Copyright law applies to any work that meets 3 requirements:

  • original
  • work of authorship
  • fixed in a tangible medium of expression

Requirements

(1) Originality

The work must be original to qualify for protection. There are two distinct requirements: (1) the work must be independently created by the author (the author must not have just copied from a preexisting source); and (2) the work must possess at least some minimal degree of creativity.

Note:

  • Discovery is not creation.
  • Originality requires that one be the "maker" or "originator" not merely one who discovers and records a fact. However, works containing facts may be copyrighted, if they contain other elements created by the author.
  • Originality will be found in all but a narrow category of works in which the creative spark is utterly lacking or so trivial as to be virtually nonexistent.
  • A work may be copyrightable even if it incorporates nonoriginal elements.
  • Mere editorial changes do not meet originality requirement.
  • Non-original elements are especially common in two categories of works: 1) derivative works (b/c they are adaptations of preexisting works); and 2) compilations (which may be collections of facts or preexisting works).
  • CR in a compilation or derivative work extends only to the material contributed by the author of such work, as distinguished from the pre-existing material employed in the work.

Compilations: a work consisting entirely of unprotected elements is copyrightable (such as facts or work created by others) if the author shows the requisite creativity in selecting, coordinating, or arranging those unprotected elements.


Feist Publications v. Rural Telephone Services

Rule: Facts are not copyrightable, but compilations of facts generally are.

Rule: To establish infringement, two elements must be proven: (1) ownership of a valid copyright; and (2) copying of constituent elements of the work that are original.

## [Brief]
Write the next part of the copyright notes, picking up after the rule on the two elements needed to establish infringement. The rows after these copyright notes are separate material.

## [Raw records]
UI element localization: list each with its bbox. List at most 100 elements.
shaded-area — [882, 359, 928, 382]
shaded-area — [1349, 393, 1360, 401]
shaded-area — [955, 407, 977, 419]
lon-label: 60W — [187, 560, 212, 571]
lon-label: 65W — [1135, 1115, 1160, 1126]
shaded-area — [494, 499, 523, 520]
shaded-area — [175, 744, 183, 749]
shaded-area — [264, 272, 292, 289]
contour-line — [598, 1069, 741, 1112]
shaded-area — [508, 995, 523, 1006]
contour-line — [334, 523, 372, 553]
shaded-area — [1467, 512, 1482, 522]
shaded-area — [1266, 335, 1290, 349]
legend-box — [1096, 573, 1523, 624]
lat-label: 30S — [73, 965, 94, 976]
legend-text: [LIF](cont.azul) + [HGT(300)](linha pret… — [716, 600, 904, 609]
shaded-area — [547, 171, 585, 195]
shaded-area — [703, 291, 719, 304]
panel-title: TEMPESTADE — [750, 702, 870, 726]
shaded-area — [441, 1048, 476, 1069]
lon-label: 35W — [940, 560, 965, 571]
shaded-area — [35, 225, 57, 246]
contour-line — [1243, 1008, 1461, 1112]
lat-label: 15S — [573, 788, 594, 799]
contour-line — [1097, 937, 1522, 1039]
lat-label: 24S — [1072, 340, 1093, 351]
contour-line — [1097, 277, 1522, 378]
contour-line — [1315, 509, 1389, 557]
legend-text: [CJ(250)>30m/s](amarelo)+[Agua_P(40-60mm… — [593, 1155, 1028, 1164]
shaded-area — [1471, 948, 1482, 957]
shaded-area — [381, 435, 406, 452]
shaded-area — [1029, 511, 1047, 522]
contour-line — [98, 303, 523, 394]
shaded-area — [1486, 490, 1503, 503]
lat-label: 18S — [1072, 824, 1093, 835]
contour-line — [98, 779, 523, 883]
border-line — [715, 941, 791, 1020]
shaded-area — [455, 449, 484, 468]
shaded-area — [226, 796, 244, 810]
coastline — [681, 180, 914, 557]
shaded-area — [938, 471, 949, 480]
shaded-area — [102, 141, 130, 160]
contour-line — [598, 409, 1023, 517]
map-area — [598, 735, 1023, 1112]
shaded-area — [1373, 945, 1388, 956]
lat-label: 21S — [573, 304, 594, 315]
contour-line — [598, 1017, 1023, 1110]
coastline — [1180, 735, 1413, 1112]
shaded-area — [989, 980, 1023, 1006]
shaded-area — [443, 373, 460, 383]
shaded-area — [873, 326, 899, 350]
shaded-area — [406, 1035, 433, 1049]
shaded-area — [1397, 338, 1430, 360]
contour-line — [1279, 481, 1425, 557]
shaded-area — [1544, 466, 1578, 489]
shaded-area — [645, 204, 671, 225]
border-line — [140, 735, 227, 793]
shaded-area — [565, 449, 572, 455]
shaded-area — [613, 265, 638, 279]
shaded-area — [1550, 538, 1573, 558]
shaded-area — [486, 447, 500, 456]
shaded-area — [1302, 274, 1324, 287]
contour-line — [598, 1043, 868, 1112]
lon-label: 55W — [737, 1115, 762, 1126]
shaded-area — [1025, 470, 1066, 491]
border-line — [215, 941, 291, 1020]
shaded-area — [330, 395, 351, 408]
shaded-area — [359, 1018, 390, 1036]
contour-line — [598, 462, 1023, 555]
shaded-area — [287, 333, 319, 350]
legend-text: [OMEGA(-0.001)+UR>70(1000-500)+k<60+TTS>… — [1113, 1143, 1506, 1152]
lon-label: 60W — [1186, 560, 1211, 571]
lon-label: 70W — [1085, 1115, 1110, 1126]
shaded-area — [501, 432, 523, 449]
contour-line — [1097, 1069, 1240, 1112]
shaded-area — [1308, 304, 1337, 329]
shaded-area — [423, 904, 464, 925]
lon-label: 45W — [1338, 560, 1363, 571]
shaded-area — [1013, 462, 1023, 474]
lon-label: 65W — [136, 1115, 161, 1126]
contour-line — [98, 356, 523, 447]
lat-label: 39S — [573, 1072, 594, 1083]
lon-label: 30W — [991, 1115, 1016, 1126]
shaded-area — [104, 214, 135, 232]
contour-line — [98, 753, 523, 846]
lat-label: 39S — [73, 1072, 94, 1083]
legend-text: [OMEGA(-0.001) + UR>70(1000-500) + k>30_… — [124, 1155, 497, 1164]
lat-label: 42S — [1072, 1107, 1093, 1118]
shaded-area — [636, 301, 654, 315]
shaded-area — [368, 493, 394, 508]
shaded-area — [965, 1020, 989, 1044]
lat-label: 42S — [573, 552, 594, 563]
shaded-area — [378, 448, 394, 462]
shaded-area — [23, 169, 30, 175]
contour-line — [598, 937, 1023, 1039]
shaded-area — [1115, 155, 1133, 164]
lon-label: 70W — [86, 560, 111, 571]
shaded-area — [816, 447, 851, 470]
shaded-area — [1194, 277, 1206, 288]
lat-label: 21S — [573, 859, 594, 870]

## [Result for this exercise]
Rationale: The originality requirement was not satisfied. Rural's selection of listings for the telephone directory white pages could not be more obvious. It published the most basic information - name, town, and telephone number. For these reasons, it was not protected by copyright.


Meshwerks Inc. v. Toyota Motor Sales

Facts: G & W contracted with Meshworks. Meshworks was to help with digitization and modeling. Meshwerks used measurements and modeling software to generate a digital image resembling a wire frame model. G & W then manipulated the computerized models by adding detial to the frames. Meshwerks claims it contracted only for a single use of its models and that D improperly reused and redistributed the models in other media.

Hold: The images could not be copyrighted; therefore, no infringement took place.

Rationale: Meshwerks' digital wireframe models depict only those unadorned vehicles, having stripped away all lighting, angle, perspective and "other indgredients" associated with an original expression. Although a considerable amount of time, effort, and skill went into making the digital models; the assessment of the originality of a work for copyright protection is limited to the final product, not the process.


Paul Morelli Design v. Tiffany and Co.

Facts: Morelli was refused CR registration for its jewelry. It nevertheless sued for infringement. Morellia moved for a new trial after the jury found that evidence failed to establish copyrightability.

Hold: The court found that the jury had everything it needed to render a proper verdict.

Rationale: The jury considered an array of evidence, including: carefully set forth legal definitions of originality and creativity, inspection of the Morelli and Tiffany jewelry during trial and deliberations, extensive tesitmony from witnesses about origin, design, elements, and manufacture of both.

Rule: Attractiveness, commercial sucess and substantial efforts are not factors to be considered in deciding wehther a work is original.


(2) Works of Authorship

CR applies only to works of authorship. It applies without regard to artistic merit and is not limited to a particular category of creative work.

Note:

  • The requirement that something be a work of authorship does exclude some fruits of human creativity such as conversation (witty remarks).
  • Must be a product of human authorship.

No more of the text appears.